[Document segment Boundary: Start]
Twenty five years ago, one could not even imagine a computer at the desk of every scientist and company manager. Today, computers have become essential for storing, transmitting and managing information.
In the research and development industry computers are not only important for drug discovery, but also for the operation of laboratory equipments and analysis of experimental and clinical data.
Computers made their way into the pharmaceutical industry as early as the 1940s, however at that time they were used for accountancy and non scientific work.
As science advanced scientist began understanding the relation between the chemical structure of a molecule and its molecular properties including biological activity. This meant that if the molecular properties of any molecule could be calculated, the structure of that molecule could be predicted and then investigated in the laboratory.
Also at the same time concepts of how a drug exerts its biological activity through binding to some receptor in the body stemmed from Fischer’s lock and key hypothesis. Quantum mechanics took a leap forward in explaining the movement of electrons in molecules and how electronic structure impacts biological activity.
[Document segment Boundary: End]
[Data extract Boundary: Start]
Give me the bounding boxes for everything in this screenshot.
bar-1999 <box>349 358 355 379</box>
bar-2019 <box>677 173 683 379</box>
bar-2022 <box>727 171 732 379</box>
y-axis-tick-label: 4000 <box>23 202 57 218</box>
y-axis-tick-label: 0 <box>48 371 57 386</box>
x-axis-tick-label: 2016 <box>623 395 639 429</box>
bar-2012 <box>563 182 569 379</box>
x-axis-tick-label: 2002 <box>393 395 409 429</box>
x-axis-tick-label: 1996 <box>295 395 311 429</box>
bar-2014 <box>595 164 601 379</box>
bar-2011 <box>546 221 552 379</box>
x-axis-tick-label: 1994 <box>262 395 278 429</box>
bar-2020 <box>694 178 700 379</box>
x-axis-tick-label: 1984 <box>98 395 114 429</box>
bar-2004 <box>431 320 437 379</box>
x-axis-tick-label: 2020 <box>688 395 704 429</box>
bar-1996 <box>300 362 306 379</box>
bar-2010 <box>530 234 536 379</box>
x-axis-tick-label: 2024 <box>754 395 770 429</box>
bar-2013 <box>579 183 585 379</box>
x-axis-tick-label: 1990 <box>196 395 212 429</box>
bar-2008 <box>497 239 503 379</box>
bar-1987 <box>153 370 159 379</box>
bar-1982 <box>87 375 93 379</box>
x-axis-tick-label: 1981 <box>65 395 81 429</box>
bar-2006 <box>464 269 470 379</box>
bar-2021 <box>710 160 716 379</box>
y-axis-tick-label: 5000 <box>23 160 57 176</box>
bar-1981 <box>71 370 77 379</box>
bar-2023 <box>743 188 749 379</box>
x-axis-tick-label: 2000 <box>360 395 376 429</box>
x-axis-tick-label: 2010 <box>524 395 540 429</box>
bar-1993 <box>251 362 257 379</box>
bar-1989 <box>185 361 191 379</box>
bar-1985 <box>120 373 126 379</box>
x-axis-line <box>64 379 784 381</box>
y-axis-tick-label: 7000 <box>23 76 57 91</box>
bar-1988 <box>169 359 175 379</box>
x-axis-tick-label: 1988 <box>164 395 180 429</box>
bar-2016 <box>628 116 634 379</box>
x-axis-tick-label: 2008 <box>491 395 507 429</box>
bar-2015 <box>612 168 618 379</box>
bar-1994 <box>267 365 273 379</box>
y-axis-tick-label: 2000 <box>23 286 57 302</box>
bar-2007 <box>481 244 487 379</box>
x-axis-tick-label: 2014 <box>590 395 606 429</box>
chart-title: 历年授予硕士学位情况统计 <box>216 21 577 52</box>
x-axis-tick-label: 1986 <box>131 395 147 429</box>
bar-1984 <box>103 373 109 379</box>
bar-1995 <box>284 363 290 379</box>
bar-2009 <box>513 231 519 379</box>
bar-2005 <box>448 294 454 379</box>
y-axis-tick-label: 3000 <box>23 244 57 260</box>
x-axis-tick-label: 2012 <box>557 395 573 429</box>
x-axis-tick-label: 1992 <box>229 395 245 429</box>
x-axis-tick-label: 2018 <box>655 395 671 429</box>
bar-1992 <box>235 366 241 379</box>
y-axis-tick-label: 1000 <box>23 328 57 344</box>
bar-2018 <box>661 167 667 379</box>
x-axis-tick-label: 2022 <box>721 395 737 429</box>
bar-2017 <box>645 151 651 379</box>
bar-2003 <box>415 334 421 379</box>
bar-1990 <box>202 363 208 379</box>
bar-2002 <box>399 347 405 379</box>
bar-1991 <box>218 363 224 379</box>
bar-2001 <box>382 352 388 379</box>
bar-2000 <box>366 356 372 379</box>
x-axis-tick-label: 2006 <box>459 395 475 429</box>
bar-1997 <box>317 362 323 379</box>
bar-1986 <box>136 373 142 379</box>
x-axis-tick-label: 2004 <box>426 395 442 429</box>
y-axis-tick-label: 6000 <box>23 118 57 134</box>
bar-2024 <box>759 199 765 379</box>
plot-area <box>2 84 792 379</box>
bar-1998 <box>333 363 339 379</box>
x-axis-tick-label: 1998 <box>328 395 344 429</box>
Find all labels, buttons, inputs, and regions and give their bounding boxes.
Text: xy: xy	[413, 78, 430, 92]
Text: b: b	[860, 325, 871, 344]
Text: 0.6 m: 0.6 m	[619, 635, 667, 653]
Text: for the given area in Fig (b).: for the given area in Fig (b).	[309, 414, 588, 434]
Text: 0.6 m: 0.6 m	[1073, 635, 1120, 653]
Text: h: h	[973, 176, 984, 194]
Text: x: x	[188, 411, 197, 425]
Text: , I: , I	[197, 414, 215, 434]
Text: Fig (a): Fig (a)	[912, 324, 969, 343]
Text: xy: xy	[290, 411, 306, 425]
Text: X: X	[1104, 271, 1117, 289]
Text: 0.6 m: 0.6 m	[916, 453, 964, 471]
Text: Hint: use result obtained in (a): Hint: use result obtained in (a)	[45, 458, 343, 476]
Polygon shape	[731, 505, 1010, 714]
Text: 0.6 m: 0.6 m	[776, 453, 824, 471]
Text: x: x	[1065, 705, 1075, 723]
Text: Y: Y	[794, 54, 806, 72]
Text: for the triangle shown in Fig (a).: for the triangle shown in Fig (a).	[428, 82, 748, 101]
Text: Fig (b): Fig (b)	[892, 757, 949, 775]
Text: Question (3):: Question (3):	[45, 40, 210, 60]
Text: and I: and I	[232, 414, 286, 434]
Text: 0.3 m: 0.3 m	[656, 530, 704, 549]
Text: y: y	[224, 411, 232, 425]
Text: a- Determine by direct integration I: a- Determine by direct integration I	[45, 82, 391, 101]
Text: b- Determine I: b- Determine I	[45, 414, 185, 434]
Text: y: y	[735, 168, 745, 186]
[Data extract Boundary: End]
▶ Required work: In one to three sentences, explain why the text on computers in pharmaceutical research says that calculating a molecule's properties would let its structure be predicted.

▶ Solved exercise: Scientists had begun to understand the relation between a molecule's chemical structure and its molecular properties, including biological activity. Because of that link, a molecule's structure could be predicted once its molecular properties were calculated, and it could then be investigated in the laboratory.